**RECORDED DATA:**
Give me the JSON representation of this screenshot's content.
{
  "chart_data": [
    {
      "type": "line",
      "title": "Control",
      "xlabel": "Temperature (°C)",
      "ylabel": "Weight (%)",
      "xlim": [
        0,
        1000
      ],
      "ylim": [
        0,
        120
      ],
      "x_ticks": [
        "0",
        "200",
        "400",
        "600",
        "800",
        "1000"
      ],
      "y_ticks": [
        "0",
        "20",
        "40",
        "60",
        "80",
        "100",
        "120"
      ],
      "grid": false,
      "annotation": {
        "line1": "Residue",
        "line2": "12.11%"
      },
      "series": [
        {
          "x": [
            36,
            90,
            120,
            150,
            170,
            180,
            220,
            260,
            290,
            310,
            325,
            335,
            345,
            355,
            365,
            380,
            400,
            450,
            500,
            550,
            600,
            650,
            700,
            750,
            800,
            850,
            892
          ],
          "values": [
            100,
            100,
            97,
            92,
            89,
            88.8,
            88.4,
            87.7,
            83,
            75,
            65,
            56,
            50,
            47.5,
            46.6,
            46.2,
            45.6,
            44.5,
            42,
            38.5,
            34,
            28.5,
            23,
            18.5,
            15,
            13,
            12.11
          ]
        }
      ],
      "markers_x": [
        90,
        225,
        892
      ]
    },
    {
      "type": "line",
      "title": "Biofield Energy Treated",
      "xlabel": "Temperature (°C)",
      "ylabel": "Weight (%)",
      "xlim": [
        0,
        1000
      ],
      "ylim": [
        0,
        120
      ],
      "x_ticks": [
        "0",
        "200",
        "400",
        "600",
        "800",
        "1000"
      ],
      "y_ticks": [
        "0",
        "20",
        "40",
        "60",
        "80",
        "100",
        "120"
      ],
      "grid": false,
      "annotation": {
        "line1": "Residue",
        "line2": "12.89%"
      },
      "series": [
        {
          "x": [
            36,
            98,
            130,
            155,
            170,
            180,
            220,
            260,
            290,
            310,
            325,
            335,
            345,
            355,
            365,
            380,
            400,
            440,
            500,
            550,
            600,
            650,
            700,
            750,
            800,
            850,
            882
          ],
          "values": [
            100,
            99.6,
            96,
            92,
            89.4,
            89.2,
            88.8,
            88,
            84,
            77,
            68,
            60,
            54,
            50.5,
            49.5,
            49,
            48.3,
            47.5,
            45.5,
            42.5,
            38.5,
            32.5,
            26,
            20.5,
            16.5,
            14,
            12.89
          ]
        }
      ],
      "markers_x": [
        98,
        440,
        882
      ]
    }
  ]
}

**SET EXERCISE:** Write the whole listing out again. Keep every line exactly as it is.

**EXERCISE RESULT:**
Give me the JSON representation of this screenshot's content.
{
  "chart_data": [
    {
      "type": "line",
      "title": "Control",
      "xlabel": "Temperature (°C)",
      "ylabel": "Weight (%)",
      "xlim": [
        0,
        1000
      ],
      "ylim": [
        0,
        120
      ],
      "x_ticks": [
        "0",
        "200",
        "400",
        "600",
        "800",
        "1000"
      ],
      "y_ticks": [
        "0",
        "20",
        "40",
        "60",
        "80",
        "100",
        "120"
      ],
      "grid": false,
      "annotation": {
        "line1": "Residue",
        "line2": "12.11%"
      },
      "series": [
        {
          "x": [
            36,
            90,
            120,
            150,
            170,
            180,
            220,
            260,
            290,
            310,
            325,
            335,
            345,
            355,
            365,
            380,
            400,
            450,
            500,
            550,
            600,
            650,
            700,
            750,
            800,
            850,
            892
          ],
          "values": [
            100,
            100,
            97,
            92,
            89,
            88.8,
            88.4,
            87.7,
            83,
            75,
            65,
            56,
            50,
            47.5,
            46.6,
            46.2,
            45.6,
            44.5,
            42,
            38.5,
            34,
            28.5,
            23,
            18.5,
            15,
            13,
            12.11
          ]
        }
      ],
      "markers_x": [
        90,
        225,
        892
      ]
    },
    {
      "type": "line",
      "title": "Biofield Energy Treated",
      "xlabel": "Temperature (°C)",
      "ylabel": "Weight (%)",
      "xlim": [
        0,
        1000
      ],
      "ylim": [
        0,
        120
      ],
      "x_ticks": [
        "0",
        "200",
        "400",
        "600",
        "800",
        "1000"
      ],
      "y_ticks": [
        "0",
        "20",
        "40",
        "60",
        "80",
        "100",
        "120"
      ],
      "grid": false,
      "annotation": {
        "line1": "Residue",
        "line2": "12.89%"
      },
      "series": [
        {
          "x": [
            36,
            98,
            130,
            155,
            170,
            180,
            220,
            260,
            290,
            310,
            325,
            335,
            345,
            355,
            365,
            380,
            400,
            440,
            500,
            550,
            600,
            650,
            700,
            750,
            800,
            850,
            882
          ],
          "values": [
            100,
            99.6,
            96,
            92,
            89.4,
            89.2,
            88.8,
            88,
            84,
            77,
            68,
            60,
            54,
            50.5,
            49.5,
            49,
            48.3,
            47.5,
            45.5,
            42.5,
            38.5,
            32.5,
            26,
            20.5,
            16.5,
            14,
            12.89
          ]
        }
      ],
      "markers_x": [
        98,
        440,
        882
      ]
    }
  ]
}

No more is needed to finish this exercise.